### ENTRIES SHOWN
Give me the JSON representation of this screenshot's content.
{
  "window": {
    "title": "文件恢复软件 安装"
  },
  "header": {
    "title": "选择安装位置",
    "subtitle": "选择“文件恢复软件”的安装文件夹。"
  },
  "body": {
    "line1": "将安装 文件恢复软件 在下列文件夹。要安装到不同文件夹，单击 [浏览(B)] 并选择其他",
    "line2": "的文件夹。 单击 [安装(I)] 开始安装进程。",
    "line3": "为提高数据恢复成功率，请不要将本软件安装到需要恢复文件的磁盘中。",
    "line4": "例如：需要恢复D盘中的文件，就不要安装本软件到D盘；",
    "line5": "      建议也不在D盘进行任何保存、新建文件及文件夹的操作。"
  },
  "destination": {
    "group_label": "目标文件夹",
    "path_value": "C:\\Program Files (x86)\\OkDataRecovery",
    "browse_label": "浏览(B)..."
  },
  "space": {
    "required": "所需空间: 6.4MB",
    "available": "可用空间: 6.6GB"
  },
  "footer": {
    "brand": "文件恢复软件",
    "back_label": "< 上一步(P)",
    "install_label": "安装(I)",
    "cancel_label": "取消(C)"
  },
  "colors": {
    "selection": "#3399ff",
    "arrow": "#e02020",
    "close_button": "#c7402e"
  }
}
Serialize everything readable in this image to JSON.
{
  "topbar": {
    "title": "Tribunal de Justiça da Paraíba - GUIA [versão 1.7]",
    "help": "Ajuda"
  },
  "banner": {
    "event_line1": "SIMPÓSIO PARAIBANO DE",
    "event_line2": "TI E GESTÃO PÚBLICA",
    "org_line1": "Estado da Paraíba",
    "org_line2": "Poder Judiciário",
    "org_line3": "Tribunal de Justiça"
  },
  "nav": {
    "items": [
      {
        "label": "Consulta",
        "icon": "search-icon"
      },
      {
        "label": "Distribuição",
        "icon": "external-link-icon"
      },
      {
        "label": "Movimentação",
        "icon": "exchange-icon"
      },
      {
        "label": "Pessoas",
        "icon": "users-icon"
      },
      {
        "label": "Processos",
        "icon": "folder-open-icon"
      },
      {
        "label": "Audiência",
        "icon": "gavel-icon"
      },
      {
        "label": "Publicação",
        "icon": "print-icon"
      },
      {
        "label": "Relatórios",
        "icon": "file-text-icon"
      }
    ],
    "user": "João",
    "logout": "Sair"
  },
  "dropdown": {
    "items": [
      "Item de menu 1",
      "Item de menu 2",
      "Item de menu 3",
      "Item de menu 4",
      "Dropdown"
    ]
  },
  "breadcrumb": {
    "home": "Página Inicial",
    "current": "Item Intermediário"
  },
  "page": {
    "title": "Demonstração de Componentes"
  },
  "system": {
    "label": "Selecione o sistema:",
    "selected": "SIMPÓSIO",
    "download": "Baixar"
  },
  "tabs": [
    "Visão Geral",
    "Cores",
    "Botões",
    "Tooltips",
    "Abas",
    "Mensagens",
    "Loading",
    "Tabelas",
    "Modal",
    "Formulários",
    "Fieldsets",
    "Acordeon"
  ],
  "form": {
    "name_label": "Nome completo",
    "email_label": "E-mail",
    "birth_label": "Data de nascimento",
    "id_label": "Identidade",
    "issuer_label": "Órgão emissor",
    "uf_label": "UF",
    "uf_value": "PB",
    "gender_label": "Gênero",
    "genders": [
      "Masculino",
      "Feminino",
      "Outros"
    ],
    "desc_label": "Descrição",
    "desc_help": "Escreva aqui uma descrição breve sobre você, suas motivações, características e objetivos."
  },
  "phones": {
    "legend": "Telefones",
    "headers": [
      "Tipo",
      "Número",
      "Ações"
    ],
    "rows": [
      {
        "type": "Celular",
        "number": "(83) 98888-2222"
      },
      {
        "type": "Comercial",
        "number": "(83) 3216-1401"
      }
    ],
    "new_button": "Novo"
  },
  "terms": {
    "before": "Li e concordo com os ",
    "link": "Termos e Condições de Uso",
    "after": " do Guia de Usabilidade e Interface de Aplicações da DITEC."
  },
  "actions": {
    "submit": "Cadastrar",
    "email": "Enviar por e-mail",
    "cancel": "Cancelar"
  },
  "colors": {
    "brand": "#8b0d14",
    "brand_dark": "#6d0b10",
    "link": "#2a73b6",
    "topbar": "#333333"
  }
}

### TASK BRIEF
Write out every line from the records above, word for word.

### CORRECT RESPONSE
Give me the JSON representation of this screenshot's content.
{
  "window": {
    "title": "文件恢复软件 安装"
  },
  "header": {
    "title": "选择安装位置",
    "subtitle": "选择“文件恢复软件”的安装文件夹。"
  },
  "body": {
    "line1": "将安装 文件恢复软件 在下列文件夹。要安装到不同文件夹，单击 [浏览(B)] 并选择其他",
    "line2": "的文件夹。 单击 [安装(I)] 开始安装进程。",
    "line3": "为提高数据恢复成功率，请不要将本软件安装到需要恢复文件的磁盘中。",
    "line4": "例如：需要恢复D盘中的文件，就不要安装本软件到D盘；",
    "line5": "      建议也不在D盘进行任何保存、新建文件及文件夹的操作。"
  },
  "destination": {
    "group_label": "目标文件夹",
    "path_value": "C:\\Program Files (x86)\\OkDataRecovery",
    "browse_label": "浏览(B)..."
  },
  "space": {
    "required": "所需空间: 6.4MB",
    "available": "可用空间: 6.6GB"
  },
  "footer": {
    "brand": "文件恢复软件",
    "back_label": "< 上一步(P)",
    "install_label": "安装(I)",
    "cancel_label": "取消(C)"
  },
  "colors": {
    "selection": "#3399ff",
    "arrow": "#e02020",
    "close_button": "#c7402e"
  }
}
Serialize everything readable in this image to JSON.
{
  "topbar": {
    "title": "Tribunal de Justiça da Paraíba - GUIA [versão 1.7]",
    "help": "Ajuda"
  },
  "banner": {
    "event_line1": "SIMPÓSIO PARAIBANO DE",
    "event_line2": "TI E GESTÃO PÚBLICA",
    "org_line1": "Estado da Paraíba",
    "org_line2": "Poder Judiciário",
    "org_line3": "Tribunal de Justiça"
  },
  "nav": {
    "items": [
      {
        "label": "Consulta",
        "icon": "search-icon"
      },
      {
        "label": "Distribuição",
        "icon": "external-link-icon"
      },
      {
        "label": "Movimentação",
        "icon": "exchange-icon"
      },
      {
        "label": "Pessoas",
        "icon": "users-icon"
      },
      {
        "label": "Processos",
        "icon": "folder-open-icon"
      },
      {
        "label": "Audiência",
        "icon": "gavel-icon"
      },
      {
        "label": "Publicação",
        "icon": "print-icon"
      },
      {
        "label": "Relatórios",
        "icon": "file-text-icon"
      }
    ],
    "user": "João",
    "logout": "Sair"
  },
  "dropdown": {
    "items": [
      "Item de menu 1",
      "Item de menu 2",
      "Item de menu 3",
      "Item de menu 4",
      "Dropdown"
    ]
  },
  "breadcrumb": {
    "home": "Página Inicial",
    "current": "Item Intermediário"
  },
  "page": {
    "title": "Demonstração de Componentes"
  },
  "system": {
    "label": "Selecione o sistema:",
    "selected": "SIMPÓSIO",
    "download": "Baixar"
  },
  "tabs": [
    "Visão Geral",
    "Cores",
    "Botões",
    "Tooltips",
    "Abas",
    "Mensagens",
    "Loading",
    "Tabelas",
    "Modal",
    "Formulários",
    "Fieldsets",
    "Acordeon"
  ],
  "form": {
    "name_label": "Nome completo",
    "email_label": "E-mail",
    "birth_label": "Data de nascimento",
    "id_label": "Identidade",
    "issuer_label": "Órgão emissor",
    "uf_label": "UF",
    "uf_value": "PB",
    "gender_label": "Gênero",
    "genders": [
      "Masculino",
      "Feminino",
      "Outros"
    ],
    "desc_label": "Descrição",
    "desc_help": "Escreva aqui uma descrição breve sobre você, suas motivações, características e objetivos."
  },
  "phones": {
    "legend": "Telefones",
    "headers": [
      "Tipo",
      "Número",
      "Ações"
    ],
    "rows": [
      {
        "type": "Celular",
        "number": "(83) 98888-2222"
      },
      {
        "type": "Comercial",
        "number": "(83) 3216-1401"
      }
    ],
    "new_button": "Novo"
  },
  "terms": {
    "before": "Li e concordo com os ",
    "link": "Termos e Condições de Uso",
    "after": " do Guia de Usabilidade e Interface de Aplicações da DITEC."
  },
  "actions": {
    "submit": "Cadastrar",
    "email": "Enviar por e-mail",
    "cancel": "Cancelar"
  },
  "colors": {
    "brand": "#8b0d14",
    "brand_dark": "#6d0b10",
    "link": "#2a73b6",
    "topbar": "#333333"
  }
}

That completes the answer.